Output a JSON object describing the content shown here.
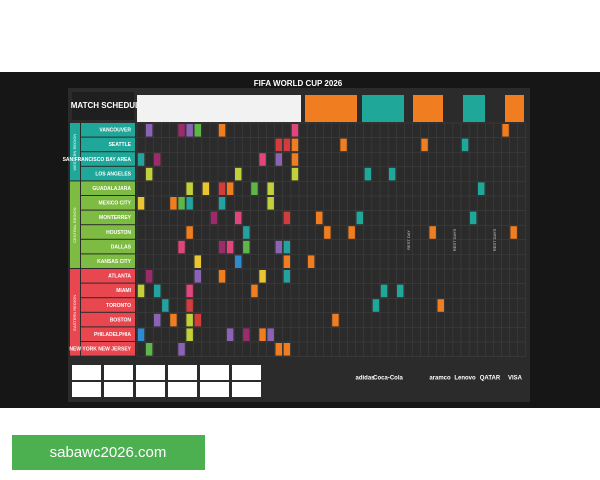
{
  "poster": {
    "title": "FIFA WORLD CUP 2026",
    "subtitle": "MATCH SCHEDULE",
    "regions": [
      {
        "label": "WESTERN REGION",
        "cities": [
          "VANCOUVER",
          "SEATTLE",
          "SAN FRANCISCO BAY AREA",
          "LOS ANGELES"
        ]
      },
      {
        "label": "CENTRAL REGION",
        "cities": [
          "GUADALAJARA",
          "MEXICO CITY",
          "MONTERREY",
          "HOUSTON",
          "DALLAS",
          "KANSAS CITY"
        ]
      },
      {
        "label": "EASTERN REGION",
        "cities": [
          "ATLANTA",
          "MIAMI",
          "TORONTO",
          "BOSTON",
          "PHILADELPHIA",
          "NEW YORK NEW JERSEY"
        ]
      }
    ],
    "rest_days": [
      "REST DAY",
      "REST DAYS",
      "REST DAYS"
    ],
    "sponsors": [
      "adidas",
      "Coca-Cola",
      "aramco",
      "Lenovo",
      "QATAR",
      "VISA"
    ]
  },
  "footer": {
    "link": "sabawc2026.com"
  }
}
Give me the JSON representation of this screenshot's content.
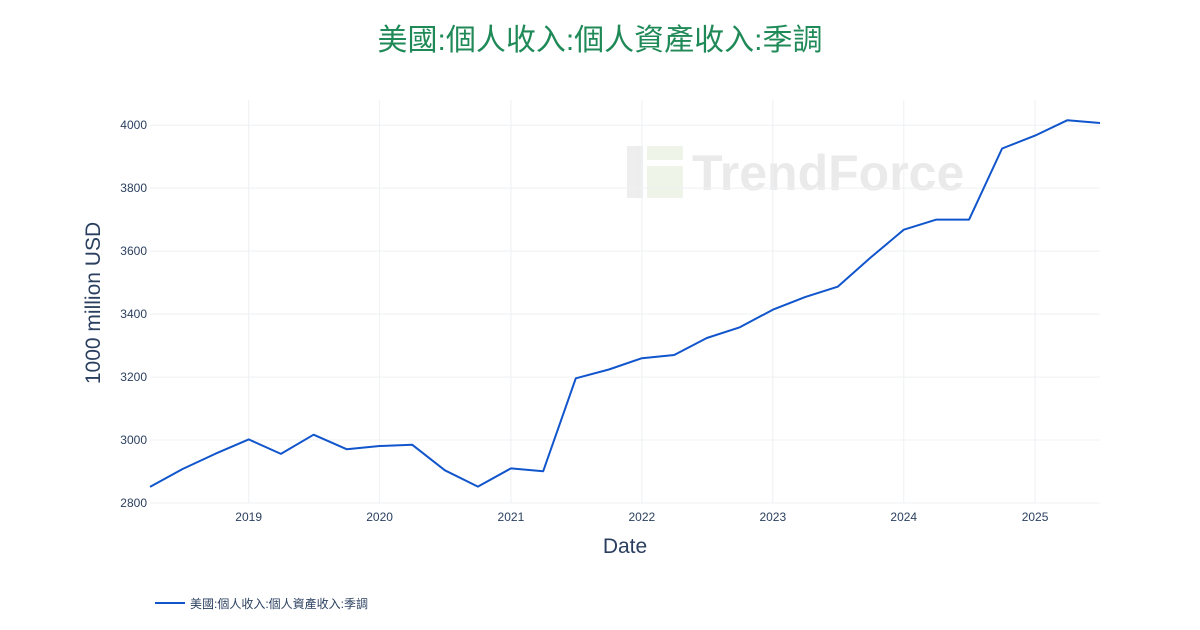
{
  "title": "美國:個人收入:個人資產收入:季調",
  "colors": {
    "title": "#1f8a57",
    "line": "#1155cc",
    "grid": "#eef0f3",
    "text": "#2a3f5f",
    "watermark": "#d9d9d9"
  },
  "watermark": "TrendForce",
  "chart_data": {
    "type": "line",
    "title": "美國:個人收入:個人資產收入:季調",
    "xlabel": "Date",
    "ylabel": "1000 million USD",
    "ylim": [
      2800,
      4080
    ],
    "xlim": [
      "2018-04-01",
      "2025-07-01"
    ],
    "y_ticks": [
      2800,
      3000,
      3200,
      3400,
      3600,
      3800,
      4000
    ],
    "x_ticks": [
      "2019",
      "2020",
      "2021",
      "2022",
      "2023",
      "2024",
      "2025"
    ],
    "legend_position": "bottom-left",
    "grid": true,
    "series": [
      {
        "name": "美國:個人收入:個人資產收入:季調",
        "x": [
          "2018-04-01",
          "2018-07-01",
          "2018-10-01",
          "2019-01-01",
          "2019-04-01",
          "2019-07-01",
          "2019-10-01",
          "2020-01-01",
          "2020-04-01",
          "2020-07-01",
          "2020-10-01",
          "2021-01-01",
          "2021-04-01",
          "2021-07-01",
          "2021-10-01",
          "2022-01-01",
          "2022-04-01",
          "2022-07-01",
          "2022-10-01",
          "2023-01-01",
          "2023-04-01",
          "2023-07-01",
          "2023-10-01",
          "2024-01-01",
          "2024-04-01",
          "2024-07-01",
          "2024-10-01",
          "2025-01-01",
          "2025-04-01",
          "2025-07-01"
        ],
        "values": [
          2851,
          2908,
          2957,
          3002,
          2956,
          3017,
          2971,
          2981,
          2985,
          2904,
          2852,
          2910,
          2901,
          3196,
          3224,
          3260,
          3270,
          3324,
          3358,
          3414,
          3454,
          3487,
          3580,
          3668,
          3700,
          3700,
          3926,
          3967,
          4016,
          4007
        ]
      }
    ]
  }
}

→ Your instructions
Filter the listing above by the word "個人收入"; copy each line that passes.

→ Task response
  "title": "美國:個人收入:個人資產收入:季調",
    "title": "美國:個人收入:個人資產收入:季調",
        "name": "美國:個人收入:個人資產收入:季調",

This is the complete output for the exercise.